### INFORMATION PROVIDED:
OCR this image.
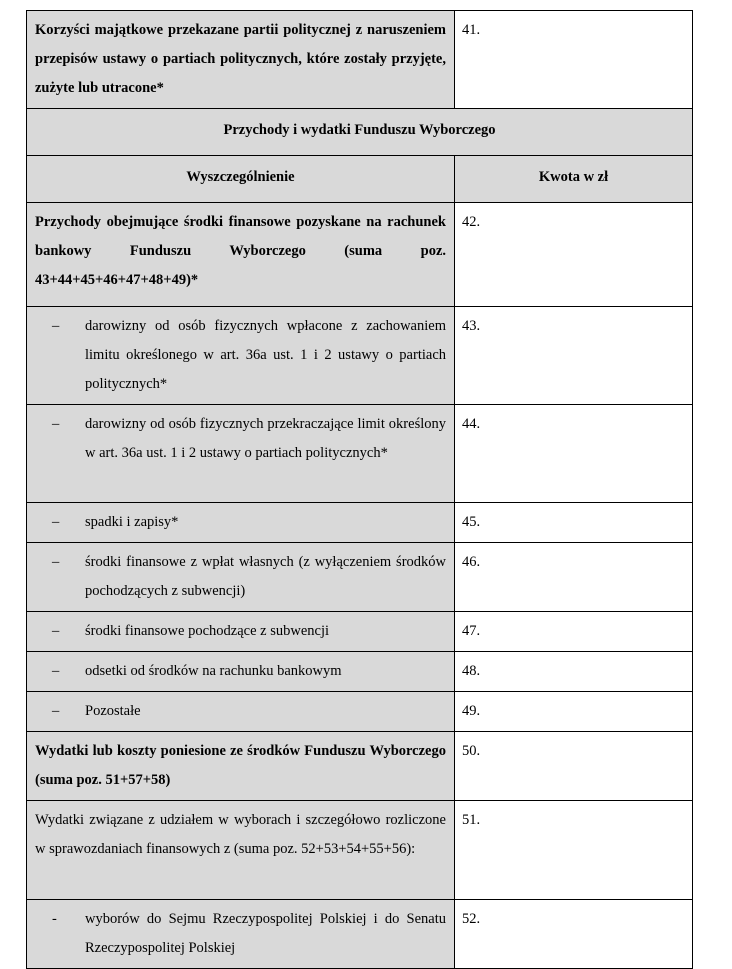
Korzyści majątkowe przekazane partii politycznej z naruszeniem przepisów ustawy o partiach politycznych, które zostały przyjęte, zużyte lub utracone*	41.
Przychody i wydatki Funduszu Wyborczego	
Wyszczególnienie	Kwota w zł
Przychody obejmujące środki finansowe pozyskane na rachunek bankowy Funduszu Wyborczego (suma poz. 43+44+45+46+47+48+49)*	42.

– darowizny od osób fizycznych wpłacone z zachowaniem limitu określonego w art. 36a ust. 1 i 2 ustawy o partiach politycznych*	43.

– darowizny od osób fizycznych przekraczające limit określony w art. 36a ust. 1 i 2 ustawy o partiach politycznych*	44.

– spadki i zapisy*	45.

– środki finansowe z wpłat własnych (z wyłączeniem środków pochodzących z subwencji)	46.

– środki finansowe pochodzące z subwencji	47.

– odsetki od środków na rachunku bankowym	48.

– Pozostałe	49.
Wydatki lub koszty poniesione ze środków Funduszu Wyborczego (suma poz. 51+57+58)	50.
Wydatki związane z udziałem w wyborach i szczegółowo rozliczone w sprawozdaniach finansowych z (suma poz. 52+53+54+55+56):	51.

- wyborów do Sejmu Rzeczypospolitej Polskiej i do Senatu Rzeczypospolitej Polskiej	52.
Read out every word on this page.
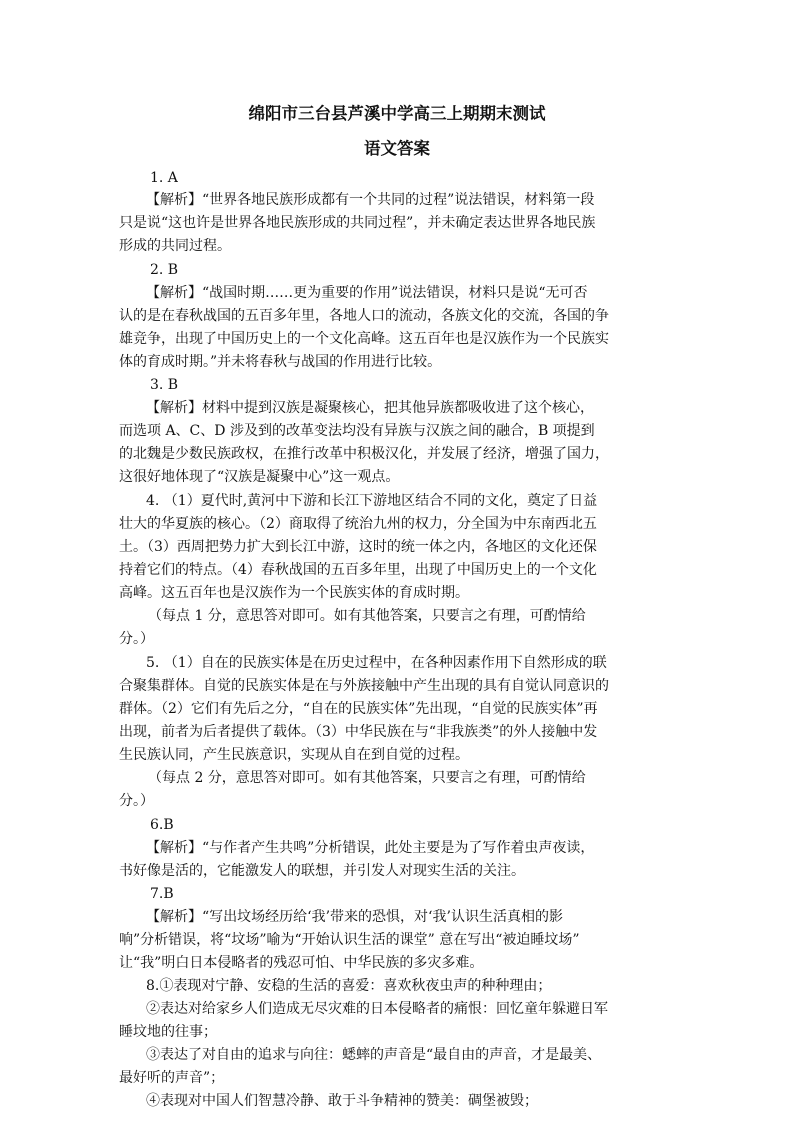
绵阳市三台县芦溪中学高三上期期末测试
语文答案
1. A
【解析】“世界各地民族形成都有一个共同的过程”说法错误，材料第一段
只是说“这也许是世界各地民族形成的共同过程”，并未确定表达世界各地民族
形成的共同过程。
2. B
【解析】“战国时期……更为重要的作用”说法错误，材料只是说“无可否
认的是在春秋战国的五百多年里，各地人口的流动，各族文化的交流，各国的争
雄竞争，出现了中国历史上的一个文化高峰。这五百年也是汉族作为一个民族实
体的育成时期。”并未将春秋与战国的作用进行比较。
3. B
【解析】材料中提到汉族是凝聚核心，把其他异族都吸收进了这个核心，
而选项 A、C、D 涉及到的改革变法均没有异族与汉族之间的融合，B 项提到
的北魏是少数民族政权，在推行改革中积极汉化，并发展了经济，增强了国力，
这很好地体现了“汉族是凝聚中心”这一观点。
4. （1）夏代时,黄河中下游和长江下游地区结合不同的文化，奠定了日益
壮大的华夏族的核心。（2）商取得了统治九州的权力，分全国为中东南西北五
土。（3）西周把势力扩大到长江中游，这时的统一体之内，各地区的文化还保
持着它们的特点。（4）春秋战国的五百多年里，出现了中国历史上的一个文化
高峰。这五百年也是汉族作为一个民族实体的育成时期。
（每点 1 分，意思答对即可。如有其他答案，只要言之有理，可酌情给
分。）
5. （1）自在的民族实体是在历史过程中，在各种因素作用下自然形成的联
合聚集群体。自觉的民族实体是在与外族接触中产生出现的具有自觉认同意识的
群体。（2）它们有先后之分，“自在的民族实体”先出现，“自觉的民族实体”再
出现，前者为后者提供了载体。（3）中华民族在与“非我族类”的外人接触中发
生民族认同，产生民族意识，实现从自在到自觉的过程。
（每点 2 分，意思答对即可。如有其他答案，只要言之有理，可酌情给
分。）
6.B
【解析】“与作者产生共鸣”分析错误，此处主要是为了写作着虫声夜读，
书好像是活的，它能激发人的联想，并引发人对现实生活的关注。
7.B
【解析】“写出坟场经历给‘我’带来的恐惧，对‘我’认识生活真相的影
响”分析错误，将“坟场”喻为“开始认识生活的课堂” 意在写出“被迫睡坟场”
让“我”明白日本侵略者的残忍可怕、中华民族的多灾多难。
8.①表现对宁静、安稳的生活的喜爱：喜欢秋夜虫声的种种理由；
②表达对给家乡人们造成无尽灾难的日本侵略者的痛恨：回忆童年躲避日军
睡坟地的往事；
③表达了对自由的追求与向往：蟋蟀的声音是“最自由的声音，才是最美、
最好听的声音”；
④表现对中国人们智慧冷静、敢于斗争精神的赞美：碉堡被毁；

### WHAT IS EXPECTED:
The pictures in the entries should be left out; output everything else exactly.

### SOLUTION TO THE PROBLEM:
OCR this image.
Korzyści majątkowe przekazane partii politycznej z naruszeniem przepisów ustawy o partiach politycznych, które zostały przyjęte, zużyte lub utracone*	41.
Przychody i wydatki Funduszu Wyborczego	
Wyszczególnienie	Kwota w zł
Przychody obejmujące środki finansowe pozyskane na rachunek bankowy Funduszu Wyborczego (suma poz. 43+44+45+46+47+48+49)*	42.

– darowizny od osób fizycznych wpłacone z zachowaniem limitu określonego w art. 36a ust. 1 i 2 ustawy o partiach politycznych*	43.

– darowizny od osób fizycznych przekraczające limit określony w art. 36a ust. 1 i 2 ustawy o partiach politycznych*	44.

– spadki i zapisy*	45.

– środki finansowe z wpłat własnych (z wyłączeniem środków pochodzących z subwencji)	46.

– środki finansowe pochodzące z subwencji	47.

– odsetki od środków na rachunku bankowym	48.

– Pozostałe	49.
Wydatki lub koszty poniesione ze środków Funduszu Wyborczego (suma poz. 51+57+58)	50.
Wydatki związane z udziałem w wyborach i szczegółowo rozliczone w sprawozdaniach finansowych z (suma poz. 52+53+54+55+56):	51.

- wyborów do Sejmu Rzeczypospolitej Polskiej i do Senatu Rzeczypospolitej Polskiej	52.
Read out every word on this page.
绵阳市三台县芦溪中学高三上期期末测试
语文答案
1. A
【解析】“世界各地民族形成都有一个共同的过程”说法错误，材料第一段
只是说“这也许是世界各地民族形成的共同过程”，并未确定表达世界各地民族
形成的共同过程。
2. B
【解析】“战国时期……更为重要的作用”说法错误，材料只是说“无可否
认的是在春秋战国的五百多年里，各地人口的流动，各族文化的交流，各国的争
雄竞争，出现了中国历史上的一个文化高峰。这五百年也是汉族作为一个民族实
体的育成时期。”并未将春秋与战国的作用进行比较。
3. B
【解析】材料中提到汉族是凝聚核心，把其他异族都吸收进了这个核心，
而选项 A、C、D 涉及到的改革变法均没有异族与汉族之间的融合，B 项提到
的北魏是少数民族政权，在推行改革中积极汉化，并发展了经济，增强了国力，
这很好地体现了“汉族是凝聚中心”这一观点。
4. （1）夏代时,黄河中下游和长江下游地区结合不同的文化，奠定了日益
壮大的华夏族的核心。（2）商取得了统治九州的权力，分全国为中东南西北五
土。（3）西周把势力扩大到长江中游，这时的统一体之内，各地区的文化还保
持着它们的特点。（4）春秋战国的五百多年里，出现了中国历史上的一个文化
高峰。这五百年也是汉族作为一个民族实体的育成时期。
（每点 1 分，意思答对即可。如有其他答案，只要言之有理，可酌情给
分。）
5. （1）自在的民族实体是在历史过程中，在各种因素作用下自然形成的联
合聚集群体。自觉的民族实体是在与外族接触中产生出现的具有自觉认同意识的
群体。（2）它们有先后之分，“自在的民族实体”先出现，“自觉的民族实体”再
出现，前者为后者提供了载体。（3）中华民族在与“非我族类”的外人接触中发
生民族认同，产生民族意识，实现从自在到自觉的过程。
（每点 2 分，意思答对即可。如有其他答案，只要言之有理，可酌情给
分。）
6.B
【解析】“与作者产生共鸣”分析错误，此处主要是为了写作着虫声夜读，
书好像是活的，它能激发人的联想，并引发人对现实生活的关注。
7.B
【解析】“写出坟场经历给‘我’带来的恐惧，对‘我’认识生活真相的影
响”分析错误，将“坟场”喻为“开始认识生活的课堂” 意在写出“被迫睡坟场”
让“我”明白日本侵略者的残忍可怕、中华民族的多灾多难。
8.①表现对宁静、安稳的生活的喜爱：喜欢秋夜虫声的种种理由；
②表达对给家乡人们造成无尽灾难的日本侵略者的痛恨：回忆童年躲避日军
睡坟地的往事；
③表达了对自由的追求与向往：蟋蟀的声音是“最自由的声音，才是最美、
最好听的声音”；
④表现对中国人们智慧冷静、敢于斗争精神的赞美：碉堡被毁；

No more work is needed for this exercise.